WHAT IS BEING ASKED: Look through the records below and collect all lines that hold the string "oder".

RECORD EXCERPTS:
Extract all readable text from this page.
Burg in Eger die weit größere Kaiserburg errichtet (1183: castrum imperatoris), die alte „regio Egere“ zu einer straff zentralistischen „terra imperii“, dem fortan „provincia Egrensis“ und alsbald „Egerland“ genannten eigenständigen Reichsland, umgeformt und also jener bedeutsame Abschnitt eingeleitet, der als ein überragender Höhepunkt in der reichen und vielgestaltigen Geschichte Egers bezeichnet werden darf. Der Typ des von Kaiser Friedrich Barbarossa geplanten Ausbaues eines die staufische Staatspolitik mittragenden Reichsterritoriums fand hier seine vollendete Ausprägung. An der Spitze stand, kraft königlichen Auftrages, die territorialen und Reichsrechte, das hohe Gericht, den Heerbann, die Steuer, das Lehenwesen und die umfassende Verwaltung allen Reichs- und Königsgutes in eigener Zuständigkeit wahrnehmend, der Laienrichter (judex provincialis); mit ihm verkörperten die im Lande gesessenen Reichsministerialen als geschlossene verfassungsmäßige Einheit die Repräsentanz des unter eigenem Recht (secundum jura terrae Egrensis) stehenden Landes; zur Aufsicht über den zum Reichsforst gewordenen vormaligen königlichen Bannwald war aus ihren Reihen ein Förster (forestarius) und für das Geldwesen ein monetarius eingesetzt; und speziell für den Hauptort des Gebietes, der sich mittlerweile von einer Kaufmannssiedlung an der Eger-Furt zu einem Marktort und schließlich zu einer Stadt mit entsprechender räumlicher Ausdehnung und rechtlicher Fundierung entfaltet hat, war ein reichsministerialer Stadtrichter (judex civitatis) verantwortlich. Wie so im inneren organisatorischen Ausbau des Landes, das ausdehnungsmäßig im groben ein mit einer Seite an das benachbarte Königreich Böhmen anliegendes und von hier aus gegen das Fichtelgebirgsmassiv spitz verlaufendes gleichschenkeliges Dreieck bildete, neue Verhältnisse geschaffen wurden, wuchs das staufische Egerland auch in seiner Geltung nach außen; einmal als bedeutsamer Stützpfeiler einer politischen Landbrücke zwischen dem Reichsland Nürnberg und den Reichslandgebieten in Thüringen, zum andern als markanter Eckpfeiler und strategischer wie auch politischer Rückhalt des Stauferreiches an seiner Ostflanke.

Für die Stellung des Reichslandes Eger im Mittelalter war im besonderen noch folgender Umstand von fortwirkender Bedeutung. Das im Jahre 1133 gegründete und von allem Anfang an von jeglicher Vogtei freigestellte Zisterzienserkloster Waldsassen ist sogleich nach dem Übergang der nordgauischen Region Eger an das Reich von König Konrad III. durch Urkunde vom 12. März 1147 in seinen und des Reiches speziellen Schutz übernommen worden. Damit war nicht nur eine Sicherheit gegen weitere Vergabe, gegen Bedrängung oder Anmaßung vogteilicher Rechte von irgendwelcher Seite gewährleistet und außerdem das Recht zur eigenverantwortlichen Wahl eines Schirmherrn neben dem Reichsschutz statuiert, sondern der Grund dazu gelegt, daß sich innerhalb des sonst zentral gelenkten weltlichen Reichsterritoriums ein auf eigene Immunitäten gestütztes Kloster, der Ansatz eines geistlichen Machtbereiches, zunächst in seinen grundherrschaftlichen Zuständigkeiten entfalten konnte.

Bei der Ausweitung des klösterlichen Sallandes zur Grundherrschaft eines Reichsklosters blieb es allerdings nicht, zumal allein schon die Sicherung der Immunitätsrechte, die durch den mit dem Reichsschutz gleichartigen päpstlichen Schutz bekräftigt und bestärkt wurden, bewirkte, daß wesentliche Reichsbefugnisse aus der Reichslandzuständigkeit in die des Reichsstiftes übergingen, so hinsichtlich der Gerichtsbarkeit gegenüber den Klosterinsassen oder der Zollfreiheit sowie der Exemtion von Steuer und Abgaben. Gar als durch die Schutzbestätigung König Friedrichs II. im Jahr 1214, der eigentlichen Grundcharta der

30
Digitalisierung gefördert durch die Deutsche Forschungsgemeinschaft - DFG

SOLUTION FOR THIS PROBLEM:
Für die Stellung des Reichslandes Eger im Mittelalter war im besonderen noch folgender Umstand von fortwirkender Bedeutung. Das im Jahre 1133 gegründete und von allem Anfang an von jeglicher Vogtei freigestellte Zisterzienserkloster Waldsassen ist sogleich nach dem Übergang der nordgauischen Region Eger an das Reich von König Konrad III. durch Urkunde vom 12. März 1147 in seinen und des Reiches speziellen Schutz übernommen worden. Damit war nicht nur eine Sicherheit gegen weitere Vergabe, gegen Bedrängung oder Anmaßung vogteilicher Rechte von irgendwelcher Seite gewährleistet und außerdem das Recht zur eigenverantwortlichen Wahl eines Schirmherrn neben dem Reichsschutz statuiert, sondern der Grund dazu gelegt, daß sich innerhalb des sonst zentral gelenkten weltlichen Reichsterritoriums ein auf eigene Immunitäten gestütztes Kloster, der Ansatz eines geistlichen Machtbereiches, zunächst in seinen grundherrschaftlichen Zuständigkeiten entfalten konnte.
Bei der Ausweitung des klösterlichen Sallandes zur Grundherrschaft eines Reichsklosters blieb es allerdings nicht, zumal allein schon die Sicherung der Immunitätsrechte, die durch den mit dem Reichsschutz gleichartigen päpstlichen Schutz bekräftigt und bestärkt wurden, bewirkte, daß wesentliche Reichsbefugnisse aus der Reichslandzuständigkeit in die des Reichsstiftes übergingen, so hinsichtlich der Gerichtsbarkeit gegenüber den Klosterinsassen oder der Zollfreiheit sowie der Exemtion von Steuer und Abgaben. Gar als durch die Schutzbestätigung König Friedrichs II. im Jahr 1214, der eigentlichen Grundcharta der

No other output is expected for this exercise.